## start AVAILABLE DATA

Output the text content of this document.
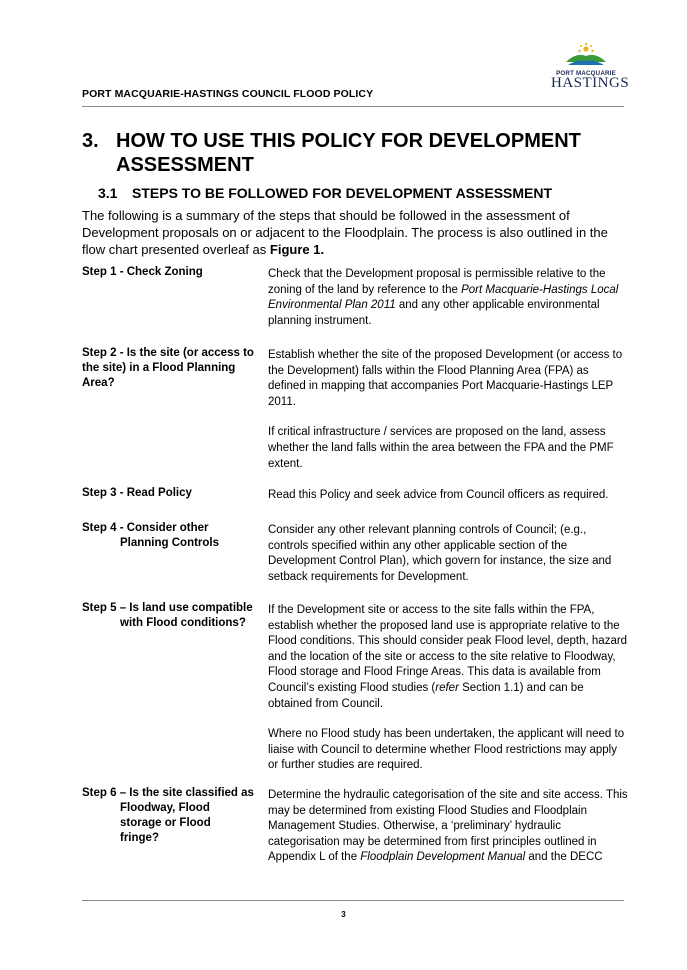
PORT MACQUARIE-HASTINGS COUNCIL FLOOD POLICY
PORT MACQUARIE
HASTINGS
3. HOW TO USE THIS POLICY FOR DEVELOPMENT ASSESSMENT
3.1 STEPS TO BE FOLLOWED FOR DEVELOPMENT ASSESSMENT
The following is a summary of the steps that should be followed in the assessment of Development proposals on or adjacent to the Floodplain. The process is also outlined in the flow chart presented overleaf as Figure 1.
Step 1 - Check Zoning	Check that the Development proposal is permissible relative to the zoning of the land by reference to the Port Macquarie-Hastings Local Environmental Plan 2011 and any other applicable environmental planning instrument.
Step 2 - Is the site (or access to the site) in a Flood Planning Area?

Establish whether the site of the proposed Development (or access to the Development) falls within the Flood Planning Area (FPA) as defined in mapping that accompanies Port Macquarie-Hastings LEP 2011.

If critical infrastructure / services are proposed on the land, assess whether the land falls within the area between the FPA and the PMF extent.

Step 3 - Read Policy	Read this Policy and seek advice from Council officers as required.
Step 4 - Consider other
Planning Controls
Consider any other relevant planning controls of Council; (e.g., controls specified within any other applicable section of the Development Control Plan), which govern for instance, the size and setback requirements for Development.
Step 5 – Is land use compatible
with Flood conditions?

If the Development site or access to the site falls within the FPA, establish whether the proposed land use is appropriate relative to the Flood conditions. This should consider peak Flood level, depth, hazard and the location of the site or access to the site relative to Floodway, Flood storage and Flood Fringe Areas. This data is available from Council’s existing Flood studies (refer Section 1.1) and can be obtained from Council.

Where no Flood study has been undertaken, the applicant will need to liaise with Council to determine whether Flood restrictions may apply or further studies are required.

Step 6 – Is the site classified as
Floodway, Flood
storage or Flood
fringe?
Determine the hydraulic categorisation of the site and site access. This may be determined from existing Flood Studies and Floodplain Management Studies. Otherwise, a ‘preliminary’ hydraulic categorisation may be determined from first principles outlined in Appendix L of the Floodplain Development Manual and the DECC
3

## end AVAILABLE DATA

TASK STATEMENT =>
Every entry must be written out exactly, with all pictures left out.

RESPONSE BELOW =>
Output the text content of this document.
PORT MACQUARIE-HASTINGS COUNCIL FLOOD POLICY
PORT MACQUARIE
HASTINGS
3. HOW TO USE THIS POLICY FOR DEVELOPMENT ASSESSMENT
3.1 STEPS TO BE FOLLOWED FOR DEVELOPMENT ASSESSMENT
The following is a summary of the steps that should be followed in the assessment of Development proposals on or adjacent to the Floodplain. The process is also outlined in the flow chart presented overleaf as Figure 1.
Step 1 - Check Zoning	Check that the Development proposal is permissible relative to the zoning of the land by reference to the Port Macquarie-Hastings Local Environmental Plan 2011 and any other applicable environmental planning instrument.
Step 2 - Is the site (or access to the site) in a Flood Planning Area?

Establish whether the site of the proposed Development (or access to the Development) falls within the Flood Planning Area (FPA) as defined in mapping that accompanies Port Macquarie-Hastings LEP 2011.

If critical infrastructure / services are proposed on the land, assess whether the land falls within the area between the FPA and the PMF extent.

Step 3 - Read Policy	Read this Policy and seek advice from Council officers as required.
Step 4 - Consider other
Planning Controls
Consider any other relevant planning controls of Council; (e.g., controls specified within any other applicable section of the Development Control Plan), which govern for instance, the size and setback requirements for Development.
Step 5 – Is land use compatible
with Flood conditions?

If the Development site or access to the site falls within the FPA, establish whether the proposed land use is appropriate relative to the Flood conditions. This should consider peak Flood level, depth, hazard and the location of the site or access to the site relative to Floodway, Flood storage and Flood Fringe Areas. This data is available from Council’s existing Flood studies (refer Section 1.1) and can be obtained from Council.

Where no Flood study has been undertaken, the applicant will need to liaise with Council to determine whether Flood restrictions may apply or further studies are required.

Step 6 – Is the site classified as
Floodway, Flood
storage or Flood
fringe?
Determine the hydraulic categorisation of the site and site access. This may be determined from existing Flood Studies and Floodplain Management Studies. Otherwise, a ‘preliminary’ hydraulic categorisation may be determined from first principles outlined in Appendix L of the Floodplain Development Manual and the DECC
3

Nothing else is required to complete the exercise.